>> BEGIN Given text

I use the kernel for some time already and haven't noticed any instabilities, crashes and so on. I even managed to rebuild/reinstall the world with new kernel. Plan to use it further.
May someone explain me why SIMD are disabled?
Regards.


----------



## SirDice (Apr 16, 2018)

https://forums.freebsd.org/threads/compiling-in-3dnow-mmx-sse-sse2-sse3-support.3569/


----------



## Crivens (Apr 16, 2018)

Let me tell you what you are doing...

Normal user land code is started with FPU disabled. When the first floating point instruction is executed, the FPU is enabled for that process and this is remembered in the thread information the kernel keeps. Why is that needed? Scheduling between two no-fp threads does not need to save or restore float registers. These are also not saved/reloaded for sys calls or when an interrupt comes along. MMX registers are how big? Now, the kernel does not need to   care because no kernel code can  change them. Only the scheduler needs to handle them. When you allow for MMX/SSE/... in kernel, each interrupt or syscall  needs to save and reload all these special registers, just in case some code touches them.

Edit: the problem is not the interrupt code messing with these regs, but the kernel does not preserve them because it does not need to by default. Using the extra registers will make interrupt handling A LOT more complex and gives nearly no benefits. It may gain you some clock ticks from the code and loose 10 times that at entry/exit code.
Tl.dr.
DON'T try that at home. Or elsewhere. At least not without expecting to shoot yourself in the foot. And head.


----------

>> END Given text
>> BEGIN Data

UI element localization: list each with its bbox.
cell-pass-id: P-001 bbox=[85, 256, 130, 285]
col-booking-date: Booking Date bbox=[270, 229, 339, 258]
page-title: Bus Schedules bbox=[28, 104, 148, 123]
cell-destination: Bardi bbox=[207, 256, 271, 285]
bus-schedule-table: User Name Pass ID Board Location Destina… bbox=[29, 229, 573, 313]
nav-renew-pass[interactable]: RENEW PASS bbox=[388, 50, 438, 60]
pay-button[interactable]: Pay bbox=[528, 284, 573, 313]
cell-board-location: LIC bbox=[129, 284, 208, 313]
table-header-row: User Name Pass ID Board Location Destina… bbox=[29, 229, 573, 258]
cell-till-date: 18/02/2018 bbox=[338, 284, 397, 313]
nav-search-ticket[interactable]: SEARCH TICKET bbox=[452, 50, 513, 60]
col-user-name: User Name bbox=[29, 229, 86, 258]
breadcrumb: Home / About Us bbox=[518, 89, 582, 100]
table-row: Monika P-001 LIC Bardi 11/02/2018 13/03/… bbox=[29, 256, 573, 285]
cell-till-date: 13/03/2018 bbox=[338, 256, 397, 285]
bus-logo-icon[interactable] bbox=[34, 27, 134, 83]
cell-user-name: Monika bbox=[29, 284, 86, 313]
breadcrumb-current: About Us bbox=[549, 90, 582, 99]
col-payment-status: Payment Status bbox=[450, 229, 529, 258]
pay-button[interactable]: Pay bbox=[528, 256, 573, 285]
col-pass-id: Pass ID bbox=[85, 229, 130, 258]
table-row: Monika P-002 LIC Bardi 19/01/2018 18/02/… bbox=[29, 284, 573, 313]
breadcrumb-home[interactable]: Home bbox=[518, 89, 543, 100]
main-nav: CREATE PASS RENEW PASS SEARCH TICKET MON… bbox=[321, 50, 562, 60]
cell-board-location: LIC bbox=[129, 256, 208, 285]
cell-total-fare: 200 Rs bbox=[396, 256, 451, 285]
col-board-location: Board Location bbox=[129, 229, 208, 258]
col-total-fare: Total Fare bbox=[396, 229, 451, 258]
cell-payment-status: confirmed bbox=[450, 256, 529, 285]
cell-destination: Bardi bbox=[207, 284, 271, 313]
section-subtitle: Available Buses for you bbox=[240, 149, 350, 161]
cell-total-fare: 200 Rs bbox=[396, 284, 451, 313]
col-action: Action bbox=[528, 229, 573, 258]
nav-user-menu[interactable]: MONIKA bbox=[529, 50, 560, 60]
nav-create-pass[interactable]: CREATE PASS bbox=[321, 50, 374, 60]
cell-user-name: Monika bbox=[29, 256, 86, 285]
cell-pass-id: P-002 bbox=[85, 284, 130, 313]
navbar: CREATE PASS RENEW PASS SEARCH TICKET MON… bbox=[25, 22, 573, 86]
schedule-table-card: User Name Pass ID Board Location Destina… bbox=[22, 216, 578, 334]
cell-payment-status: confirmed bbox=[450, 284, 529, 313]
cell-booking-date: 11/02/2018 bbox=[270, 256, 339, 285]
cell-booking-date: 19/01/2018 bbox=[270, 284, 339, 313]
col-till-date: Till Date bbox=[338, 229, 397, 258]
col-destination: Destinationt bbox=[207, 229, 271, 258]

>> END Data

* What to work on
How would you render this sentence from the forum thread in Spanish: "Normal user land code is started with FPU disabled." The rows have no connection to the forum thread.

* Exercise output
El código normal del espacio de usuario se inicia con la FPU desactivada.